• [Set exercise] Retype all the entries word for word, but omit the pictures.
+ + +
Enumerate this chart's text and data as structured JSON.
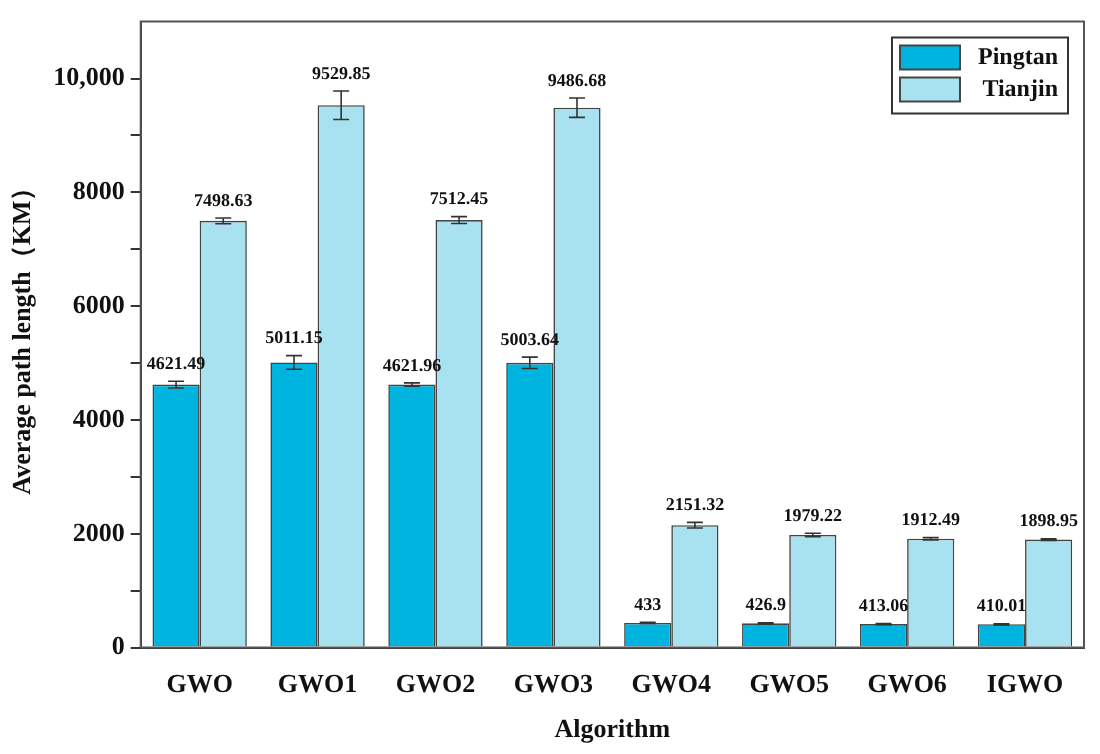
{
  "chart_data": {
    "type": "bar",
    "xlabel": "Algorithm",
    "ylabel": "Average path length（KM）",
    "categories": [
      "GWO",
      "GWO1",
      "GWO2",
      "GWO3",
      "GWO4",
      "GWO5",
      "GWO6",
      "IGWO"
    ],
    "series": [
      {
        "name": "Pingtan",
        "color": "#00b4e0",
        "values": [
          4621.49,
          5011.15,
          4621.96,
          5003.64,
          433,
          426.9,
          413.06,
          410.01
        ],
        "errors": [
          60,
          120,
          30,
          100,
          10,
          10,
          10,
          10
        ]
      },
      {
        "name": "Tianjin",
        "color": "#a8e2f0",
        "values": [
          7498.63,
          9529.85,
          7512.45,
          9486.68,
          2151.32,
          1979.22,
          1912.49,
          1898.95
        ],
        "errors": [
          50,
          250,
          60,
          170,
          50,
          30,
          20,
          15
        ]
      }
    ],
    "ylim": [
      0,
      11000
    ],
    "yticks": [
      0,
      {
        "value": 1000,
        "label": null
      },
      2000,
      {
        "value": 3000,
        "label": null
      },
      4000,
      {
        "value": 5000,
        "label": null
      },
      6000,
      {
        "value": 7000,
        "label": null
      },
      8000,
      {
        "value": 9000,
        "label": null
      },
      {
        "value": 10000,
        "label": "10,000"
      }
    ],
    "data_labels": true,
    "legend": "top right",
    "grid": false
  }
}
+ + +
• [Output below]
Enumerate this chart's text and data as structured JSON.
{
  "chart_data": {
    "type": "bar",
    "xlabel": "Algorithm",
    "ylabel": "Average path length（KM）",
    "categories": [
      "GWO",
      "GWO1",
      "GWO2",
      "GWO3",
      "GWO4",
      "GWO5",
      "GWO6",
      "IGWO"
    ],
    "series": [
      {
        "name": "Pingtan",
        "color": "#00b4e0",
        "values": [
          4621.49,
          5011.15,
          4621.96,
          5003.64,
          433,
          426.9,
          413.06,
          410.01
        ],
        "errors": [
          60,
          120,
          30,
          100,
          10,
          10,
          10,
          10
        ]
      },
      {
        "name": "Tianjin",
        "color": "#a8e2f0",
        "values": [
          7498.63,
          9529.85,
          7512.45,
          9486.68,
          2151.32,
          1979.22,
          1912.49,
          1898.95
        ],
        "errors": [
          50,
          250,
          60,
          170,
          50,
          30,
          20,
          15
        ]
      }
    ],
    "ylim": [
      0,
      11000
    ],
    "yticks": [
      0,
      {
        "value": 1000,
        "label": null
      },
      2000,
      {
        "value": 3000,
        "label": null
      },
      4000,
      {
        "value": 5000,
        "label": null
      },
      6000,
      {
        "value": 7000,
        "label": null
      },
      8000,
      {
        "value": 9000,
        "label": null
      },
      {
        "value": 10000,
        "label": "10,000"
      }
    ],
    "data_labels": true,
    "legend": "top right",
    "grid": false
  }
}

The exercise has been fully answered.